6. Lily Allen & Friends
Since Lily herself has openly slated this manurefest of a show, it doesn’t say much for the quality. A desperate attempt to jump onto every social networking bandwagon imaginable, albeit a good three years behind the rest of the developed world, the cobwebbed corners of the internet were dragged out and showcased by a presenter who seemed genuinely embarrassed to be part of it. At least the deplorable Charlotte Church Show makes an effort...

5. For One Night Only
So end-of-the-pier it’s practically on the ocean floor, For One Night Only was a return to ghastly variety sensibilities for ITV1 earlier this year. It must be said, the fact that they made an attempt to bring music and comedy into a prime-time setting is certainly noble, but the execution of it made for a watch-through-your-fingers bloodbath. Vernon Kay offering “old-fashioned razzle dazzle” – and no, we’re sadly not paraphrasing – surely must be a mark of the devil?

4. Kerry Katona: Whole Again
In fairness, it’s not necessarily Kerry herself that we find so objectionable (although, it must be said, the hopeless, naive, white-trash scumpig cements everything that’s wrong with the human race just by waking up in the morning), it’s more the way in which her pitiable life is showcased for entertainment purposes. Ray Cokes, you are cordially invited to nuke MTV UK and start it again from scratch.

3. The DFS ad
Without a shadow of a doubt the worst advertisement since the repugnant Frosties ad topped our Worst Of chart two years ago, DFS once again underline themselves as bastions of consistently cuntish commercials. The green screens, the oversized sofas, the jobbing actors air-guitaring their dignity to eternal damnation, and of course, fucking Rockstar by bastard Nickelback collectively create an amalgam of evil that could only a voiceover from Fearne Cotton could worsen.

2. The Hills
Another gargantuan stinker courtesy of MTV One – it would actually have been possible to compile this entire Top Ten solely from MTV programming, but we’ve actively chosen to avoid the shitpeddling station as much as possible (hence the absence of Living On The Edge). However, The Hills, in all its dead-eyed, vacuous, extraneous fakery , sadly slipped through our filters. How a show where precisely nothing happens each episode achieves such success is frightening.

[Document layout analysis data]
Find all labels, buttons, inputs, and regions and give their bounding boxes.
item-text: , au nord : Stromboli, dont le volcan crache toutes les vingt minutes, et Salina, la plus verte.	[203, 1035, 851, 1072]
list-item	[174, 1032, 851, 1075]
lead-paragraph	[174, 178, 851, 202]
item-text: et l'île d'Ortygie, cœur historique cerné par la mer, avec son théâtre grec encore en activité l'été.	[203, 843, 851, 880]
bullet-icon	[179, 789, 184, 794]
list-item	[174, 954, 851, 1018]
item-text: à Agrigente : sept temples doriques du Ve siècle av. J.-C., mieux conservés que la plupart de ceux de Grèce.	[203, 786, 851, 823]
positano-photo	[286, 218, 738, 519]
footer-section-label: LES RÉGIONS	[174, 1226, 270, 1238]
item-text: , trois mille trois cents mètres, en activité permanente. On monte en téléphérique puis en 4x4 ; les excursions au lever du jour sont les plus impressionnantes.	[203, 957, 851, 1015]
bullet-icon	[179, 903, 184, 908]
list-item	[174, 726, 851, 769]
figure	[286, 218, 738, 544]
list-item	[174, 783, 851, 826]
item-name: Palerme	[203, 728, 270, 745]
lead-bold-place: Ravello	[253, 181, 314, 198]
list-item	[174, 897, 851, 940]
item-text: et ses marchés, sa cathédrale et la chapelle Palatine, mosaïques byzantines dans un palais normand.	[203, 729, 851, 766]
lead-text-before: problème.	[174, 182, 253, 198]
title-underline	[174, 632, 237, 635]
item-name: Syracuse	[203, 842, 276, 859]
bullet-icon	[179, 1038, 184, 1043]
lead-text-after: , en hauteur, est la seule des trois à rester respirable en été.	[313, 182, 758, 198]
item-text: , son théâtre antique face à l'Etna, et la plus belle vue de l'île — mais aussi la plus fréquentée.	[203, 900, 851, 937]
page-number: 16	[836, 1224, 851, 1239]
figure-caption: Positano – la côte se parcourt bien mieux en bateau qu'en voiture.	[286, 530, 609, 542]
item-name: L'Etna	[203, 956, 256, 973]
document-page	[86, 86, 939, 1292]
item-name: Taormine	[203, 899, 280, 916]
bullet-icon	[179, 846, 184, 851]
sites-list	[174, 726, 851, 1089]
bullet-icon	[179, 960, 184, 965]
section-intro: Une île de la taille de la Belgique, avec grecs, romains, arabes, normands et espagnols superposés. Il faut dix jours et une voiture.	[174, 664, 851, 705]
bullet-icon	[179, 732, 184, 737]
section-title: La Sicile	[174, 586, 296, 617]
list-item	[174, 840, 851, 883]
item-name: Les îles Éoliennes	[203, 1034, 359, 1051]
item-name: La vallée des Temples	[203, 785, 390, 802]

WORK ORDER 1:
Translate this sentence from the television countdown into Spanish: "How a show where precisely nothing happens each episode achieves such success is frightening."
WORK ORDER 2:
Write the next part of the television countdown, picking up after the entry on The Hills.

ANSWER SPACE 1:
Es aterrador cómo un programa en el que no pasa absolutamente nada en cada episodio logra tanto éxito.

ANSWER SPACE 2:
1. Hole In The Wall
Come on, were you really expecting it to be anything else? Admittedly, Hole In The Wall is fully aware of its horrific, unforgivable out-and-out shitness, and in fact, revels in it. But its mere existence is what puzzles us so greatly. Somehow, a concept that perhaps would’ve functioned particularly well as a single round on a Takeshi’s Castle quarter-final has been tenuously stretched into a half-hour show, inexplicably commissioned by the BBC, and given a prime-time Saturday evening slot. Seriously, is this some sort of alternative nether-dimension where every minor detail is the same, except the Chuckle Brothers are heading up the Beeb?

Friday, December 19, 2008

The Sloppy Dog's Best of 2008: TV

Next in our End of Year gushfest, we coo over some of 2008’s best television shows. The razor-sharp brilliance of Brothers & Sisters, the enormously-entertaining irony carnival Bonekickers, the consistently hilarious Top Gear, the superb but prematurely-axed Reaper, and the ongoing excellence of Desperate Housewives all failed to make the cut, whilst we decided against listing The X Factor altogether – killer performances from Ruth and Alexandra cannot excuse the tiresome clichéfest, or more importantly, the presence of Eggnog Quigg. So which TV shows did make our list?

10. Torchwood
This year saw Torchwood find its feet after a somewhat rocky first series. The decision to give Owen the chop was a wise one, but it was the demise of Tosh which really underlined the emotional wallop Russell T. Davies is so capable of. The inclusion of James Marsters and Freema Agyeman certainly didn’t hinder proceedings either, but the captivating imagination in Meat or the truly baleful Reset are just two examples which underline Torchwood as much more than just a rebellious big sister to Doctor Who.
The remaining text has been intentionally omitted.